[BEGIN PROVIDED DATA]

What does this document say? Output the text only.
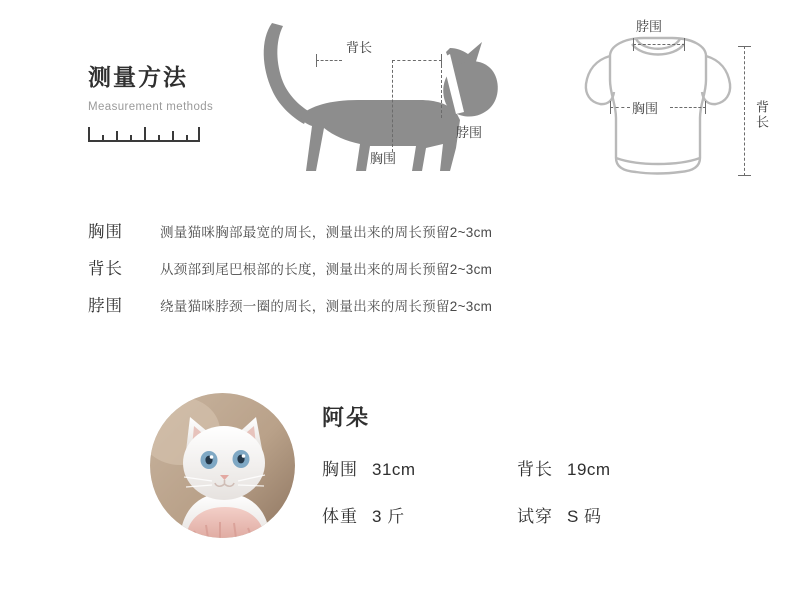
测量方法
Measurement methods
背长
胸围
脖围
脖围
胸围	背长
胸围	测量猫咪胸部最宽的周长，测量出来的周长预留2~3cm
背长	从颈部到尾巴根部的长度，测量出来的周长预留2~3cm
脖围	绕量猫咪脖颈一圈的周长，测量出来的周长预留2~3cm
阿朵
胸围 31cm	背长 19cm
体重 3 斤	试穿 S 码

[END PROVIDED DATA]
[BEGIN PROVIDED DATA]

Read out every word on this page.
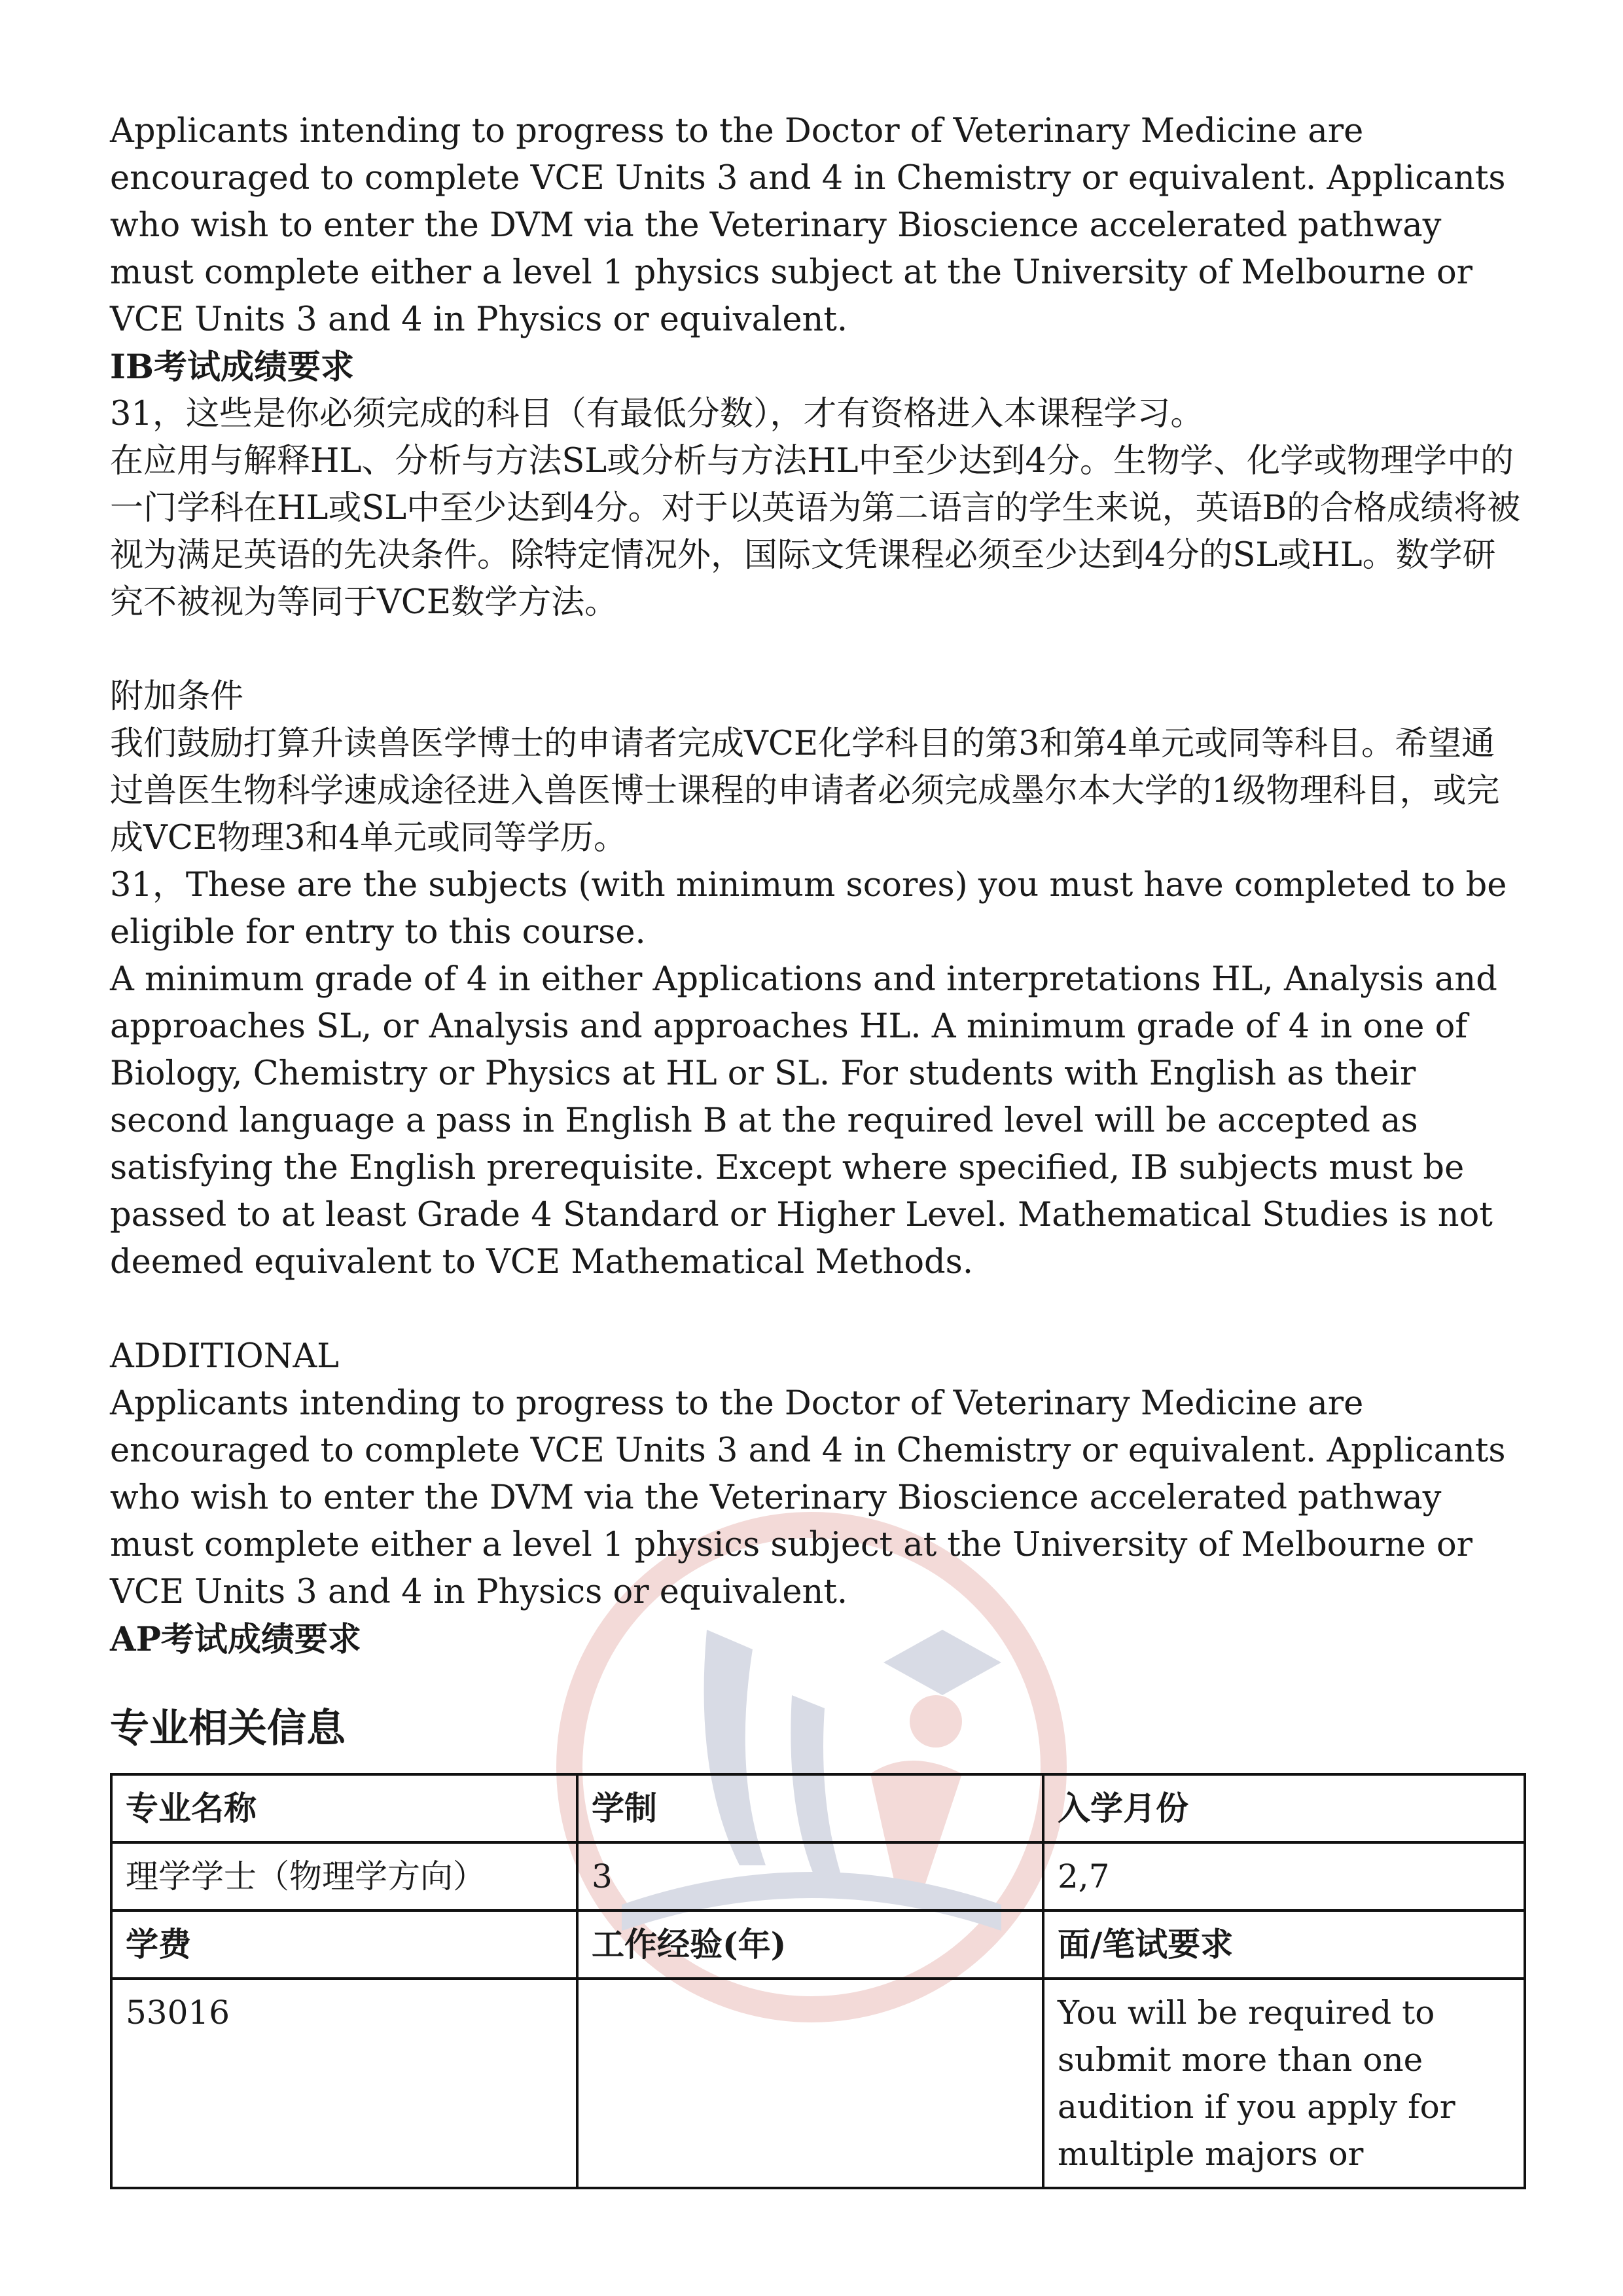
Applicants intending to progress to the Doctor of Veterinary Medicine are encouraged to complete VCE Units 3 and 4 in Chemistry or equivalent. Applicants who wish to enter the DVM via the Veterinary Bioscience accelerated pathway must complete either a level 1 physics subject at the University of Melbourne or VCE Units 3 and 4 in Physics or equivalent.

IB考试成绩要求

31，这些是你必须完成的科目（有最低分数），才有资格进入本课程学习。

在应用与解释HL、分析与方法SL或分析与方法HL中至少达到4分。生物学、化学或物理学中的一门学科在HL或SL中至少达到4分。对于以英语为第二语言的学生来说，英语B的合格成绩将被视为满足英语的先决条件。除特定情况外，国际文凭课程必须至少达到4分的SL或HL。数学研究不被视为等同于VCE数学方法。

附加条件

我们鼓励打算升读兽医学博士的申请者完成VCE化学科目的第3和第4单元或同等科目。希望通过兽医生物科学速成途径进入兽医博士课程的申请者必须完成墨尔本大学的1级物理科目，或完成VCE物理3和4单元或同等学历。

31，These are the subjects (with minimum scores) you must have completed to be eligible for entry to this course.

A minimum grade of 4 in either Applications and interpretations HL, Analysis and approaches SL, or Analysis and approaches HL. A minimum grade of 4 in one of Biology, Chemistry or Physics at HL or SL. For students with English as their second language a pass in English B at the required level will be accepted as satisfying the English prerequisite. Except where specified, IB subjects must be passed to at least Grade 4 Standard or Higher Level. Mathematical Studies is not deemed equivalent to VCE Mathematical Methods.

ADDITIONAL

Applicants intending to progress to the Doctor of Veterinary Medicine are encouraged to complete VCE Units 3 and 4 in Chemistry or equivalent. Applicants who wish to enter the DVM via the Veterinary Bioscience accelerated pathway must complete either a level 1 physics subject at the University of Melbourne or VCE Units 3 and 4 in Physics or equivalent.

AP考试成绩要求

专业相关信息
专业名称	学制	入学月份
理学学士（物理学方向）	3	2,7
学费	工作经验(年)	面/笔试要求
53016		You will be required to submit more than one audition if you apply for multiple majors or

[END PROVIDED DATA]

GOAL OF THE EXERCISE ▸ Show all lines above holding "this".

FULL OUTPUT ▸
What does this document say? Output the text only.
Read out every word on this page.
31，These are the subjects (with minimum scores) you must have completed to be eligible for entry to this course.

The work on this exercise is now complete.